* RECORD LIST *
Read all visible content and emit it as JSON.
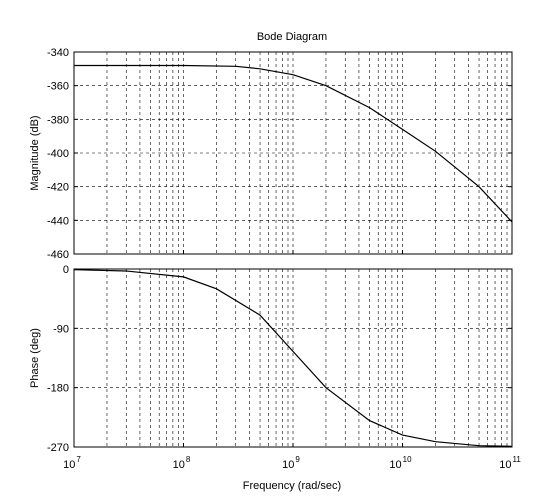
{
  "chart_data": {
    "type": "line",
    "title": "Bode Diagram",
    "xlabel": "Frequency  (rad/sec)",
    "xscale": "log",
    "xlim": [
      10000000,
      100000000000
    ],
    "xticks": [
      {
        "base": "10",
        "exp": "7"
      },
      {
        "base": "10",
        "exp": "8"
      },
      {
        "base": "10",
        "exp": "9"
      },
      {
        "base": "10",
        "exp": "10"
      },
      {
        "base": "10",
        "exp": "11"
      }
    ],
    "grid": true,
    "panels": [
      {
        "name": "magnitude",
        "ylabel": "Magnitude (dB)",
        "ylim": [
          -460,
          -340
        ],
        "yticks": [
          "-340",
          "-360",
          "-380",
          "-400",
          "-420",
          "-440",
          "-460"
        ],
        "series": [
          {
            "x": [
              10000000,
              100000000,
              300000000,
              500000000,
              1000000000,
              2000000000,
              5000000000,
              10000000000,
              20000000000,
              50000000000,
              100000000000
            ],
            "y": [
              -348,
              -348,
              -348.5,
              -350,
              -353.5,
              -360,
              -373,
              -386,
              -399,
              -420,
              -441
            ]
          }
        ]
      },
      {
        "name": "phase",
        "ylabel": "Phase (deg)",
        "ylim": [
          -270,
          0
        ],
        "yticks": [
          "0",
          "-90",
          "-180",
          "-270"
        ],
        "series": [
          {
            "x": [
              10000000,
              30000000,
              100000000,
              200000000,
              500000000,
              1000000000,
              2000000000,
              5000000000,
              10000000000,
              20000000000,
              50000000000,
              100000000000
            ],
            "y": [
              -1,
              -3,
              -12,
              -30,
              -70,
              -125,
              -180,
              -230,
              -252,
              -262,
              -268,
              -269
            ]
          }
        ]
      }
    ]
  }
}
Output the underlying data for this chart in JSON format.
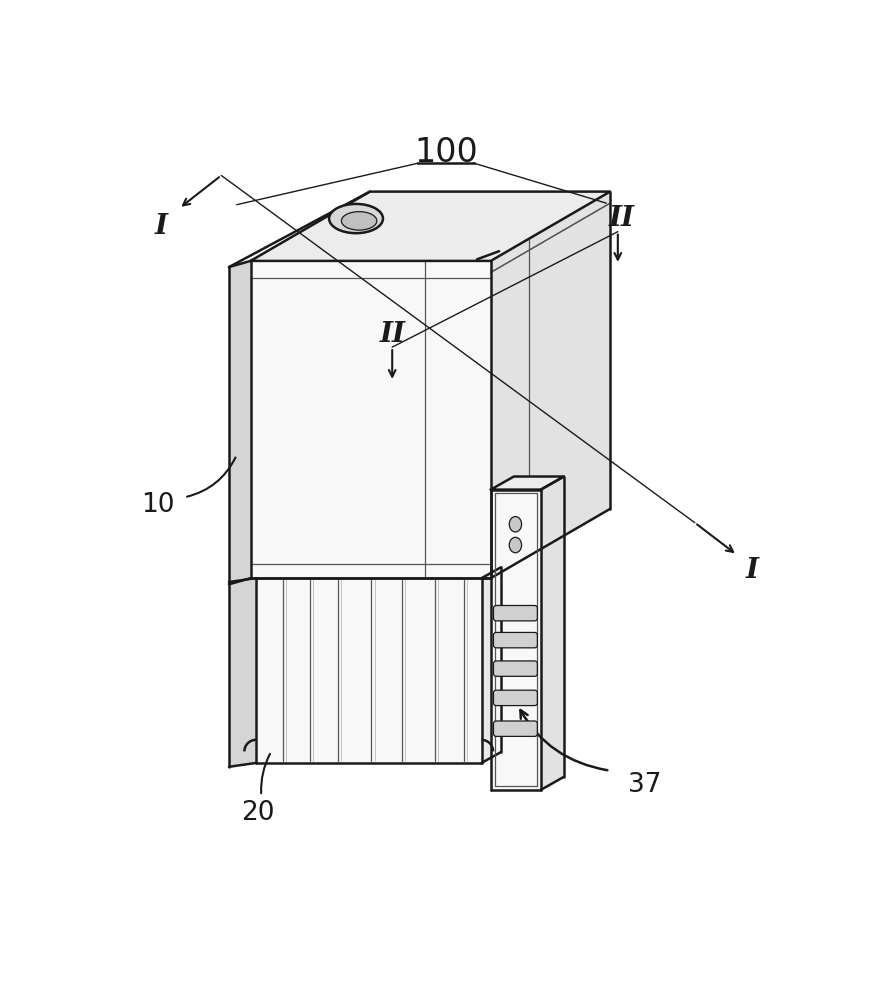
{
  "bg_color": "#ffffff",
  "lc": "#1a1a1a",
  "lc_thin": "#555555",
  "fill_front": "#f8f8f8",
  "fill_top": "#ececec",
  "fill_right": "#e2e2e2",
  "fill_left_edge": "#d5d5d5",
  "fill_lower": "#f2f2f2",
  "fill_slot": "#d0d0d0",
  "title": "100",
  "label_I": "I",
  "label_II": "II",
  "label_10": "10",
  "label_20": "20",
  "label_37": "37",
  "lw_main": 1.8,
  "lw_thin": 0.9,
  "lw_annotation": 1.3
}
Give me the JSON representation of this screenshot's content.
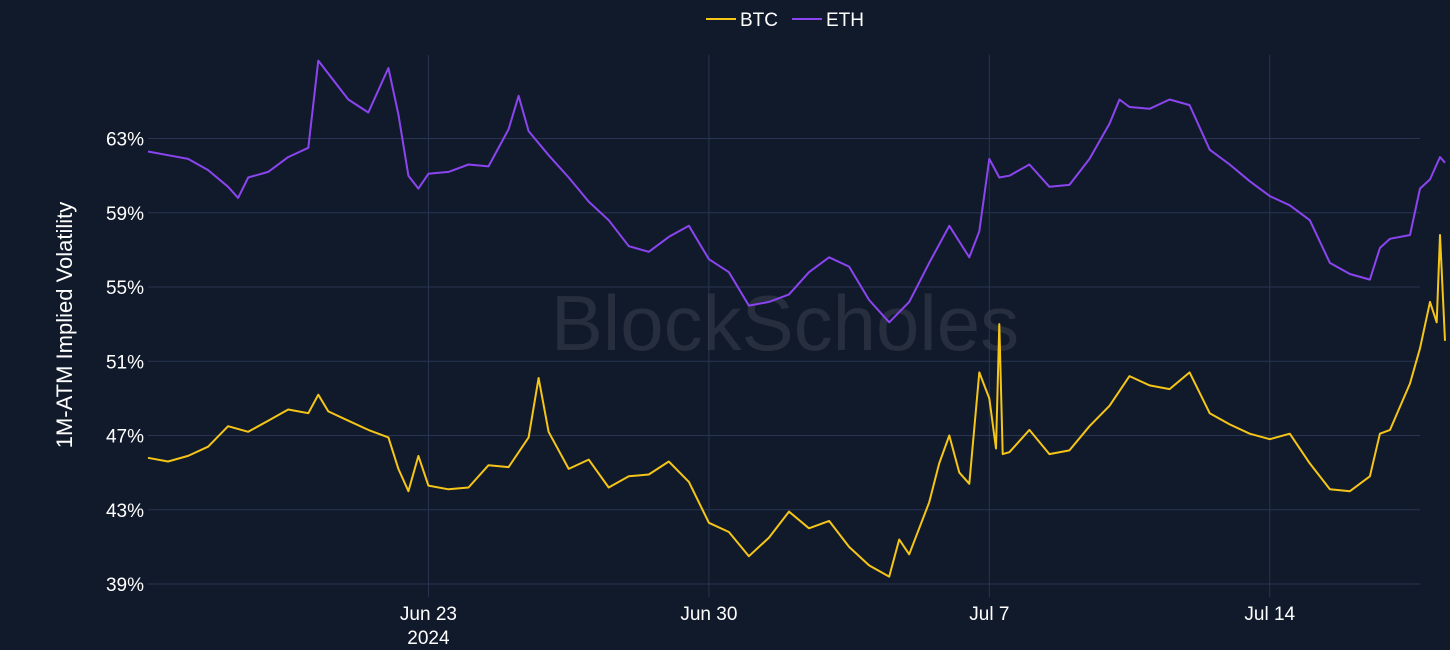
{
  "watermark": "BlockScholes",
  "chart_data": {
    "type": "line",
    "title": "",
    "xlabel": "",
    "ylabel": "1M-ATM Implied Volatility",
    "x_range": [
      "2024-06-16",
      "2024-07-17"
    ],
    "x_ticks": [
      {
        "date": "2024-06-23",
        "label": "Jun 23",
        "sublabel": "2024"
      },
      {
        "date": "2024-06-30",
        "label": "Jun 30",
        "sublabel": ""
      },
      {
        "date": "2024-07-07",
        "label": "Jul 7",
        "sublabel": ""
      },
      {
        "date": "2024-07-14",
        "label": "Jul 14",
        "sublabel": ""
      }
    ],
    "y_ticks": [
      39,
      43,
      47,
      51,
      55,
      59,
      63
    ],
    "y_tick_suffix": "%",
    "ylim": [
      38.3,
      67.5
    ],
    "grid": true,
    "legend_position": "top-center",
    "series": [
      {
        "name": "BTC",
        "color": "#f5c518",
        "points": [
          [
            "2024-06-16T00:00",
            45.8
          ],
          [
            "2024-06-16T12:00",
            45.6
          ],
          [
            "2024-06-17T00:00",
            45.9
          ],
          [
            "2024-06-17T12:00",
            46.4
          ],
          [
            "2024-06-18T00:00",
            47.5
          ],
          [
            "2024-06-18T12:00",
            47.2
          ],
          [
            "2024-06-19T00:00",
            47.8
          ],
          [
            "2024-06-19T12:00",
            48.4
          ],
          [
            "2024-06-20T00:00",
            48.2
          ],
          [
            "2024-06-20T06:00",
            49.2
          ],
          [
            "2024-06-20T12:00",
            48.3
          ],
          [
            "2024-06-21T00:00",
            47.8
          ],
          [
            "2024-06-21T12:00",
            47.3
          ],
          [
            "2024-06-22T00:00",
            46.9
          ],
          [
            "2024-06-22T06:00",
            45.2
          ],
          [
            "2024-06-22T12:00",
            44.0
          ],
          [
            "2024-06-22T18:00",
            45.9
          ],
          [
            "2024-06-23T00:00",
            44.3
          ],
          [
            "2024-06-23T12:00",
            44.1
          ],
          [
            "2024-06-24T00:00",
            44.2
          ],
          [
            "2024-06-24T12:00",
            45.4
          ],
          [
            "2024-06-25T00:00",
            45.3
          ],
          [
            "2024-06-25T12:00",
            46.9
          ],
          [
            "2024-06-25T18:00",
            50.1
          ],
          [
            "2024-06-26T00:00",
            47.2
          ],
          [
            "2024-06-26T12:00",
            45.2
          ],
          [
            "2024-06-27T00:00",
            45.7
          ],
          [
            "2024-06-27T12:00",
            44.2
          ],
          [
            "2024-06-28T00:00",
            44.8
          ],
          [
            "2024-06-28T12:00",
            44.9
          ],
          [
            "2024-06-29T00:00",
            45.6
          ],
          [
            "2024-06-29T12:00",
            44.5
          ],
          [
            "2024-06-30T00:00",
            42.3
          ],
          [
            "2024-06-30T12:00",
            41.8
          ],
          [
            "2024-07-01T00:00",
            40.5
          ],
          [
            "2024-07-01T12:00",
            41.5
          ],
          [
            "2024-07-02T00:00",
            42.9
          ],
          [
            "2024-07-02T12:00",
            42.0
          ],
          [
            "2024-07-03T00:00",
            42.4
          ],
          [
            "2024-07-03T12:00",
            41.0
          ],
          [
            "2024-07-04T00:00",
            40.0
          ],
          [
            "2024-07-04T12:00",
            39.4
          ],
          [
            "2024-07-04T18:00",
            41.4
          ],
          [
            "2024-07-05T00:00",
            40.6
          ],
          [
            "2024-07-05T12:00",
            43.4
          ],
          [
            "2024-07-05T18:00",
            45.5
          ],
          [
            "2024-07-06T00:00",
            47.0
          ],
          [
            "2024-07-06T06:00",
            45.0
          ],
          [
            "2024-07-06T12:00",
            44.4
          ],
          [
            "2024-07-06T18:00",
            50.4
          ],
          [
            "2024-07-07T00:00",
            49.0
          ],
          [
            "2024-07-07T04:00",
            46.3
          ],
          [
            "2024-07-07T06:00",
            53.0
          ],
          [
            "2024-07-07T08:00",
            46.0
          ],
          [
            "2024-07-07T12:00",
            46.1
          ],
          [
            "2024-07-08T00:00",
            47.3
          ],
          [
            "2024-07-08T12:00",
            46.0
          ],
          [
            "2024-07-09T00:00",
            46.2
          ],
          [
            "2024-07-09T12:00",
            47.5
          ],
          [
            "2024-07-10T00:00",
            48.6
          ],
          [
            "2024-07-10T12:00",
            50.2
          ],
          [
            "2024-07-11T00:00",
            49.7
          ],
          [
            "2024-07-11T12:00",
            49.5
          ],
          [
            "2024-07-12T00:00",
            50.4
          ],
          [
            "2024-07-12T12:00",
            48.2
          ],
          [
            "2024-07-13T00:00",
            47.6
          ],
          [
            "2024-07-13T12:00",
            47.1
          ],
          [
            "2024-07-14T00:00",
            46.8
          ],
          [
            "2024-07-14T12:00",
            47.1
          ],
          [
            "2024-07-15T00:00",
            45.5
          ],
          [
            "2024-07-15T12:00",
            44.1
          ],
          [
            "2024-07-16T00:00",
            44.0
          ],
          [
            "2024-07-16T12:00",
            44.8
          ],
          [
            "2024-07-16T18:00",
            47.1
          ],
          [
            "2024-07-17T00:00",
            47.3
          ],
          [
            "2024-07-17T12:00",
            49.8
          ],
          [
            "2024-07-17T18:00",
            51.7
          ],
          [
            "2024-07-18T00:00",
            54.2
          ],
          [
            "2024-07-18T04:00",
            53.1
          ],
          [
            "2024-07-18T06:00",
            57.8
          ],
          [
            "2024-07-18T09:00",
            52.1
          ]
        ]
      },
      {
        "name": "ETH",
        "color": "#8b45f0",
        "points": [
          [
            "2024-06-16T00:00",
            62.3
          ],
          [
            "2024-06-16T12:00",
            62.1
          ],
          [
            "2024-06-17T00:00",
            61.9
          ],
          [
            "2024-06-17T12:00",
            61.3
          ],
          [
            "2024-06-18T00:00",
            60.4
          ],
          [
            "2024-06-18T06:00",
            59.8
          ],
          [
            "2024-06-18T12:00",
            60.9
          ],
          [
            "2024-06-19T00:00",
            61.2
          ],
          [
            "2024-06-19T12:00",
            62.0
          ],
          [
            "2024-06-20T00:00",
            62.5
          ],
          [
            "2024-06-20T06:00",
            67.2
          ],
          [
            "2024-06-20T12:00",
            66.5
          ],
          [
            "2024-06-21T00:00",
            65.1
          ],
          [
            "2024-06-21T12:00",
            64.4
          ],
          [
            "2024-06-22T00:00",
            66.8
          ],
          [
            "2024-06-22T06:00",
            64.3
          ],
          [
            "2024-06-22T12:00",
            61.0
          ],
          [
            "2024-06-22T18:00",
            60.3
          ],
          [
            "2024-06-23T00:00",
            61.1
          ],
          [
            "2024-06-23T12:00",
            61.2
          ],
          [
            "2024-06-24T00:00",
            61.6
          ],
          [
            "2024-06-24T12:00",
            61.5
          ],
          [
            "2024-06-25T00:00",
            63.5
          ],
          [
            "2024-06-25T06:00",
            65.3
          ],
          [
            "2024-06-25T12:00",
            63.4
          ],
          [
            "2024-06-26T00:00",
            62.1
          ],
          [
            "2024-06-26T12:00",
            60.9
          ],
          [
            "2024-06-27T00:00",
            59.6
          ],
          [
            "2024-06-27T12:00",
            58.6
          ],
          [
            "2024-06-28T00:00",
            57.2
          ],
          [
            "2024-06-28T12:00",
            56.9
          ],
          [
            "2024-06-29T00:00",
            57.7
          ],
          [
            "2024-06-29T12:00",
            58.3
          ],
          [
            "2024-06-30T00:00",
            56.5
          ],
          [
            "2024-06-30T12:00",
            55.8
          ],
          [
            "2024-07-01T00:00",
            54.0
          ],
          [
            "2024-07-01T12:00",
            54.2
          ],
          [
            "2024-07-02T00:00",
            54.6
          ],
          [
            "2024-07-02T12:00",
            55.8
          ],
          [
            "2024-07-03T00:00",
            56.6
          ],
          [
            "2024-07-03T12:00",
            56.1
          ],
          [
            "2024-07-04T00:00",
            54.3
          ],
          [
            "2024-07-04T12:00",
            53.1
          ],
          [
            "2024-07-05T00:00",
            54.2
          ],
          [
            "2024-07-05T12:00",
            56.3
          ],
          [
            "2024-07-06T00:00",
            58.3
          ],
          [
            "2024-07-06T12:00",
            56.6
          ],
          [
            "2024-07-06T18:00",
            58.0
          ],
          [
            "2024-07-07T00:00",
            61.9
          ],
          [
            "2024-07-07T06:00",
            60.9
          ],
          [
            "2024-07-07T12:00",
            61.0
          ],
          [
            "2024-07-08T00:00",
            61.6
          ],
          [
            "2024-07-08T12:00",
            60.4
          ],
          [
            "2024-07-09T00:00",
            60.5
          ],
          [
            "2024-07-09T12:00",
            61.9
          ],
          [
            "2024-07-10T00:00",
            63.8
          ],
          [
            "2024-07-10T06:00",
            65.1
          ],
          [
            "2024-07-10T12:00",
            64.7
          ],
          [
            "2024-07-11T00:00",
            64.6
          ],
          [
            "2024-07-11T12:00",
            65.1
          ],
          [
            "2024-07-12T00:00",
            64.8
          ],
          [
            "2024-07-12T12:00",
            62.4
          ],
          [
            "2024-07-13T00:00",
            61.6
          ],
          [
            "2024-07-13T12:00",
            60.7
          ],
          [
            "2024-07-14T00:00",
            59.9
          ],
          [
            "2024-07-14T12:00",
            59.4
          ],
          [
            "2024-07-15T00:00",
            58.6
          ],
          [
            "2024-07-15T12:00",
            56.3
          ],
          [
            "2024-07-16T00:00",
            55.7
          ],
          [
            "2024-07-16T12:00",
            55.4
          ],
          [
            "2024-07-16T18:00",
            57.1
          ],
          [
            "2024-07-17T00:00",
            57.6
          ],
          [
            "2024-07-17T12:00",
            57.8
          ],
          [
            "2024-07-17T18:00",
            60.3
          ],
          [
            "2024-07-18T00:00",
            60.8
          ],
          [
            "2024-07-18T06:00",
            62.0
          ],
          [
            "2024-07-18T09:00",
            61.7
          ]
        ]
      }
    ]
  }
}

* EXERCISE *
Return every line above that contains the word "date".

* EXERCISE OUTPUT *
        "date": "2024-06-23",
        "date": "2024-06-30",
        "date": "2024-07-07",
        "date": "2024-07-14",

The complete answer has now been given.